- **ASSIGNMENT A**
Please return everything from "Links to the" down to "woman in paleontology." in the dinosaur book review, copied word for word.
- **ASSIGNMENT B**
Carry the dinosaur book review further, starting after its last sentence.

- **PAGE TEXT**
== == ==

Pull up a rock in the Hell Creek amphitheater. Binoculars might come in handy. An escape vehicle (maybe a TVA time door?) of some sort would be quite useful. Get comfortable and take in the greatest show on Earth (sorry Ringling Brothers) There literally has never been anything quite like it, before or since. The Last Days of the Dinosaurs a joy to read, is one of the best books of the year.

From the time life first originated on our planet over 3.6 billion years ago, it has never been extinguished. Think about that for a moment. Think through all those eons. The changing climates, from hothouse to snowball and back again. Continents swirled and bumped and ground into each other. The great die-offs from too much oxygen, too little oxygen, volcanoes billowing out unimaginable quantities of gas and ash, seas spilling over continents and then drying up, forests growing and dying according to ecological cycles that take millennia, meteorite and asteroid strikes, mountains rising only to be ground down and pushed up anew, oceans replacing floodplains replacing deserts replacing oceans, on and on, every day, for billions of years. And still life endures.

Review posted – May 13, 2022

Publication date – April 26, 2022

I received an ARE of The Last Days of the Dinosaurs from St. Martin’s Press in return for working my ancient, nearly extinct fingers to the bone to write a review that can survive. Thanks, folks.

This review has been cross-posted on Goodreads. Stop by and say Hi!

=======================================EXTRA STUFF

Links to the author’s personal, FB, Instagram, Tumblr, and Twitter pages

Profile from Museum of the Earth

Vertebrate Paleontologist & Science Writer
Riley Black is a vertebrate paleontologist and science writer. She is passionate about sharing science with the public and writes about her experiences as a transgender woman in paleontology.

== == ==

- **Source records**

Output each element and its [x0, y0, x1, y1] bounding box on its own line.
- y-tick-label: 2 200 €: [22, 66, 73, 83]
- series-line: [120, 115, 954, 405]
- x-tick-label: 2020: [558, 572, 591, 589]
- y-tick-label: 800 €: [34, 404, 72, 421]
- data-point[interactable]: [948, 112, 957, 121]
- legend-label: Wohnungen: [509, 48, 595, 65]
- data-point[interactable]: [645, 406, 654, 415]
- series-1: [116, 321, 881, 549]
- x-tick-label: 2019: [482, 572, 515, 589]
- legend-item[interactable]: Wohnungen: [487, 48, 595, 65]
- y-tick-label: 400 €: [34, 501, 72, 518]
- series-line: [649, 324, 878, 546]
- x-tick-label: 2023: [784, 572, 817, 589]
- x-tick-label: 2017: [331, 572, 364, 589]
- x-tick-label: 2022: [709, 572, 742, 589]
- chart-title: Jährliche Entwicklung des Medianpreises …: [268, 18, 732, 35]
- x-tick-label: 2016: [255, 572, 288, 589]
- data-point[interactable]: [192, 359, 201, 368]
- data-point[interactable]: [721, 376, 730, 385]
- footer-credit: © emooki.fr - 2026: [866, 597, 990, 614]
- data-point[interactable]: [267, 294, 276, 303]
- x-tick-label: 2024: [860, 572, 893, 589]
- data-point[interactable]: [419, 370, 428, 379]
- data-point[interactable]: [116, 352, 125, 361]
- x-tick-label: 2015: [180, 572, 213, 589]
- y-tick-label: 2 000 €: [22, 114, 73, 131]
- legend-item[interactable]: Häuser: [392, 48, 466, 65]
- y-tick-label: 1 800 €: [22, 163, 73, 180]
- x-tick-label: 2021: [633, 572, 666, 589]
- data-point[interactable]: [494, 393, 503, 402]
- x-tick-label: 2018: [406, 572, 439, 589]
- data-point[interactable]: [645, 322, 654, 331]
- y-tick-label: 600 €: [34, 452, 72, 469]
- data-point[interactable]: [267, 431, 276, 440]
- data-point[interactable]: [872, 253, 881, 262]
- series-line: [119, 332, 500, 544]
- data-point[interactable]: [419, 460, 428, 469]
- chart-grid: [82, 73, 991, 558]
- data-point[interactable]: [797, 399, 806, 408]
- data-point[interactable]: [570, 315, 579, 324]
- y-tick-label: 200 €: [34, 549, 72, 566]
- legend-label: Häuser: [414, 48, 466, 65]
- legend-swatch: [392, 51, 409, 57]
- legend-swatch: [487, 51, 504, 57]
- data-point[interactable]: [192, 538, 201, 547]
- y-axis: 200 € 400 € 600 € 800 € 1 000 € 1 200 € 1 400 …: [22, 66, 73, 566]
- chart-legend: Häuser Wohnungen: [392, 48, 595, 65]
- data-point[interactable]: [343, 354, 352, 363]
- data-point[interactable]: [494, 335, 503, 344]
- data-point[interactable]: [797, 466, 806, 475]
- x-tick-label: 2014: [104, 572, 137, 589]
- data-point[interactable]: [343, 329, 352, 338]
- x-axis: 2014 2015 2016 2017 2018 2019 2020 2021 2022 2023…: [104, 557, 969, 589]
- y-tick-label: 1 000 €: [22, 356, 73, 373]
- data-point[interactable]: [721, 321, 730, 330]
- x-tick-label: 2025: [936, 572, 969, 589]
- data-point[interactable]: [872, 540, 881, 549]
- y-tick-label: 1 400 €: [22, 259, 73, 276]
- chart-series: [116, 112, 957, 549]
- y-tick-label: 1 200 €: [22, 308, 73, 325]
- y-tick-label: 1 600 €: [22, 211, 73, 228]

== == ==

- **RESPONSE AREA A**
Links to the author’s personal, FB, Instagram, Tumblr, and Twitter pages

Profile from Museum of the Earth

Vertebrate Paleontologist & Science Writer
Riley Black is a vertebrate paleontologist and science writer. She is passionate about sharing science with the public and writes about her experiences as a transgender woman in paleontology.

- **RESPONSE AREA B**
Riley began her science writing career as a Rutgers University undergraduate. She founded her own blog, Laelaps, and later wrote for Scientific American, Smithsonian Magazine, National Geographic, and more. Riley has authored books for fossil enthusiasts of all ages, including Did You See That Dinosaur?, Skeleton Keys, My Beloved Brontosaurus, and Written in Stone.
Riley loves to spend time in the field, searching the Utah landscape for signs of prehistoric life. Her fossil discoveries are in the Carnegie Museum of Natural History, the Natural History Museum of Utah, and the Burpee Museum of Natural History. Riley’s work in the field fuels her writing. She believes doing fieldwork is the best way to learn about paleontology.

In your own words, what is your work about?

“What really holds my work together is the idea that science is a process. Science is not just a body of facts or natural laws. What we find today will be tested against what we uncover tomorrow, and sometimes being wrong is a wonderful thing. I love the fact that the slow and scaly dinosaurs I grew up with are now brightly-colored, feathered creatures that seem a world apart from what we used to think. I believe fossils and dinosaurs provide powerful ways to discuss these ideas, how there is a natural reality we wish to understand with our primate brains. The questions, and why we’re asking them, are more fascinating to me than static answers.”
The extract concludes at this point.